■ **Given task**: Print out every line, exactly as written.
═══ Exercise input ═══
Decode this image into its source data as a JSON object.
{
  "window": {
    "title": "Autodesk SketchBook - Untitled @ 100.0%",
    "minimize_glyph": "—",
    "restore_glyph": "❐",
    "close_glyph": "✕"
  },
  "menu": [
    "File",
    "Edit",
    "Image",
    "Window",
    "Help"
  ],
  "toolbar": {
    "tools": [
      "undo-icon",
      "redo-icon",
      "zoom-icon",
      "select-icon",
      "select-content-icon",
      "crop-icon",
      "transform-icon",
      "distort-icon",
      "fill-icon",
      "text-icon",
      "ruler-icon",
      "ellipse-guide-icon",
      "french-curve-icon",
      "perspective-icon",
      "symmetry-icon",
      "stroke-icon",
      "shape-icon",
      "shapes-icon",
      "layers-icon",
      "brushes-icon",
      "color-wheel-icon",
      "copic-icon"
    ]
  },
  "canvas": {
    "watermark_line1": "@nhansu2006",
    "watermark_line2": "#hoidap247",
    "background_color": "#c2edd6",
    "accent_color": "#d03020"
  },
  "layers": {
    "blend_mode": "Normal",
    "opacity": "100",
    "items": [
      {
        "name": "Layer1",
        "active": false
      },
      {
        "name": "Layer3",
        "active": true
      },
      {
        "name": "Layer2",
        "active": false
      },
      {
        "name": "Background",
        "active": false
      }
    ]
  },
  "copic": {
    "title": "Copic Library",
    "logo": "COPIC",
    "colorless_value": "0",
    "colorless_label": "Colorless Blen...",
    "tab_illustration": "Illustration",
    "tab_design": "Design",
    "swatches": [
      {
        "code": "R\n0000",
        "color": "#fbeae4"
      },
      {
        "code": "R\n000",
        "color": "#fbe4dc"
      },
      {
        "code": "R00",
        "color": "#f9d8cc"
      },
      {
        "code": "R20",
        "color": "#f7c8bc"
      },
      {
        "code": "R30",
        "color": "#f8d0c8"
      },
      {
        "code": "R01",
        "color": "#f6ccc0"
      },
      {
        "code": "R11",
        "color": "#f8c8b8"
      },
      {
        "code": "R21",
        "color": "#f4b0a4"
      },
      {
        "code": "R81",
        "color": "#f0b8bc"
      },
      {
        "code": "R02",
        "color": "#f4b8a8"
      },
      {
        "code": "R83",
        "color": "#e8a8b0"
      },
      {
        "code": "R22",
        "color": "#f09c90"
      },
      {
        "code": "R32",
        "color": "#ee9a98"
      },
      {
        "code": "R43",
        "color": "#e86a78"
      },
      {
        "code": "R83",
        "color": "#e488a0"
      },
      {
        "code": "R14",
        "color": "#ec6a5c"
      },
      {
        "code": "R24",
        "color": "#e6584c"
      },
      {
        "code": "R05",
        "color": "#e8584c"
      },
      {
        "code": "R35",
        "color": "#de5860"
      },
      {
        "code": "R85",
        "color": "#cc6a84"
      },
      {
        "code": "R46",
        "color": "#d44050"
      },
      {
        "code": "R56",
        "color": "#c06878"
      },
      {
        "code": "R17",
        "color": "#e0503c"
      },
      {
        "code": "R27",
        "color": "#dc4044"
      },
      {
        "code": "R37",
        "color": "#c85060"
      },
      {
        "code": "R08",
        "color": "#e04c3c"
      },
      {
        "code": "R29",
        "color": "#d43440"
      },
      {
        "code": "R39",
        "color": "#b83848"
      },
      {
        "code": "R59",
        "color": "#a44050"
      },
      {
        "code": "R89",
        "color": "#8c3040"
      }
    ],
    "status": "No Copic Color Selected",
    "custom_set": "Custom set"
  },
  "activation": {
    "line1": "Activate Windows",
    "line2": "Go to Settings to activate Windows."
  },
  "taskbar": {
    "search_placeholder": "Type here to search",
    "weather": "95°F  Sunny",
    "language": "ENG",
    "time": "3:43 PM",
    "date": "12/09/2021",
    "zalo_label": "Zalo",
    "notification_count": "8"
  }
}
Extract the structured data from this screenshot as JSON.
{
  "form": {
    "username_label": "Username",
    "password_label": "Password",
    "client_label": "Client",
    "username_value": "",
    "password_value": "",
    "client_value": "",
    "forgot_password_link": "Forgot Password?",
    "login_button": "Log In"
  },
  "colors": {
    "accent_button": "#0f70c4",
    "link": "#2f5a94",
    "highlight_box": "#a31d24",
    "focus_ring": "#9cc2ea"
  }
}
═══
■ **Response to the exercise**:
Decode this image into its source data as a JSON object.
{
  "window": {
    "title": "Autodesk SketchBook - Untitled @ 100.0%",
    "minimize_glyph": "—",
    "restore_glyph": "❐",
    "close_glyph": "✕"
  },
  "menu": [
    "File",
    "Edit",
    "Image",
    "Window",
    "Help"
  ],
  "toolbar": {
    "tools": [
      "undo-icon",
      "redo-icon",
      "zoom-icon",
      "select-icon",
      "select-content-icon",
      "crop-icon",
      "transform-icon",
      "distort-icon",
      "fill-icon",
      "text-icon",
      "ruler-icon",
      "ellipse-guide-icon",
      "french-curve-icon",
      "perspective-icon",
      "symmetry-icon",
      "stroke-icon",
      "shape-icon",
      "shapes-icon",
      "layers-icon",
      "brushes-icon",
      "color-wheel-icon",
      "copic-icon"
    ]
  },
  "canvas": {
    "watermark_line1": "@nhansu2006",
    "watermark_line2": "#hoidap247",
    "background_color": "#c2edd6",
    "accent_color": "#d03020"
  },
  "layers": {
    "blend_mode": "Normal",
    "opacity": "100",
    "items": [
      {
        "name": "Layer1",
        "active": false
      },
      {
        "name": "Layer3",
        "active": true
      },
      {
        "name": "Layer2",
        "active": false
      },
      {
        "name": "Background",
        "active": false
      }
    ]
  },
  "copic": {
    "title": "Copic Library",
    "logo": "COPIC",
    "colorless_value": "0",
    "colorless_label": "Colorless Blen...",
    "tab_illustration": "Illustration",
    "tab_design": "Design",
    "swatches": [
      {
        "code": "R\n0000",
        "color": "#fbeae4"
      },
      {
        "code": "R\n000",
        "color": "#fbe4dc"
      },
      {
        "code": "R00",
        "color": "#f9d8cc"
      },
      {
        "code": "R20",
        "color": "#f7c8bc"
      },
      {
        "code": "R30",
        "color": "#f8d0c8"
      },
      {
        "code": "R01",
        "color": "#f6ccc0"
      },
      {
        "code": "R11",
        "color": "#f8c8b8"
      },
      {
        "code": "R21",
        "color": "#f4b0a4"
      },
      {
        "code": "R81",
        "color": "#f0b8bc"
      },
      {
        "code": "R02",
        "color": "#f4b8a8"
      },
      {
        "code": "R83",
        "color": "#e8a8b0"
      },
      {
        "code": "R22",
        "color": "#f09c90"
      },
      {
        "code": "R32",
        "color": "#ee9a98"
      },
      {
        "code": "R43",
        "color": "#e86a78"
      },
      {
        "code": "R83",
        "color": "#e488a0"
      },
      {
        "code": "R14",
        "color": "#ec6a5c"
      },
      {
        "code": "R24",
        "color": "#e6584c"
      },
      {
        "code": "R05",
        "color": "#e8584c"
      },
      {
        "code": "R35",
        "color": "#de5860"
      },
      {
        "code": "R85",
        "color": "#cc6a84"
      },
      {
        "code": "R46",
        "color": "#d44050"
      },
      {
        "code": "R56",
        "color": "#c06878"
      },
      {
        "code": "R17",
        "color": "#e0503c"
      },
      {
        "code": "R27",
        "color": "#dc4044"
      },
      {
        "code": "R37",
        "color": "#c85060"
      },
      {
        "code": "R08",
        "color": "#e04c3c"
      },
      {
        "code": "R29",
        "color": "#d43440"
      },
      {
        "code": "R39",
        "color": "#b83848"
      },
      {
        "code": "R59",
        "color": "#a44050"
      },
      {
        "code": "R89",
        "color": "#8c3040"
      }
    ],
    "status": "No Copic Color Selected",
    "custom_set": "Custom set"
  },
  "activation": {
    "line1": "Activate Windows",
    "line2": "Go to Settings to activate Windows."
  },
  "taskbar": {
    "search_placeholder": "Type here to search",
    "weather": "95°F  Sunny",
    "language": "ENG",
    "time": "3:43 PM",
    "date": "12/09/2021",
    "zalo_label": "Zalo",
    "notification_count": "8"
  }
}
Extract the structured data from this screenshot as JSON.
{
  "form": {
    "username_label": "Username",
    "password_label": "Password",
    "client_label": "Client",
    "username_value": "",
    "password_value": "",
    "client_value": "",
    "forgot_password_link": "Forgot Password?",
    "login_button": "Log In"
  },
  "colors": {
    "accent_button": "#0f70c4",
    "link": "#2f5a94",
    "highlight_box": "#a31d24",
    "focus_ring": "#9cc2ea"
  }
}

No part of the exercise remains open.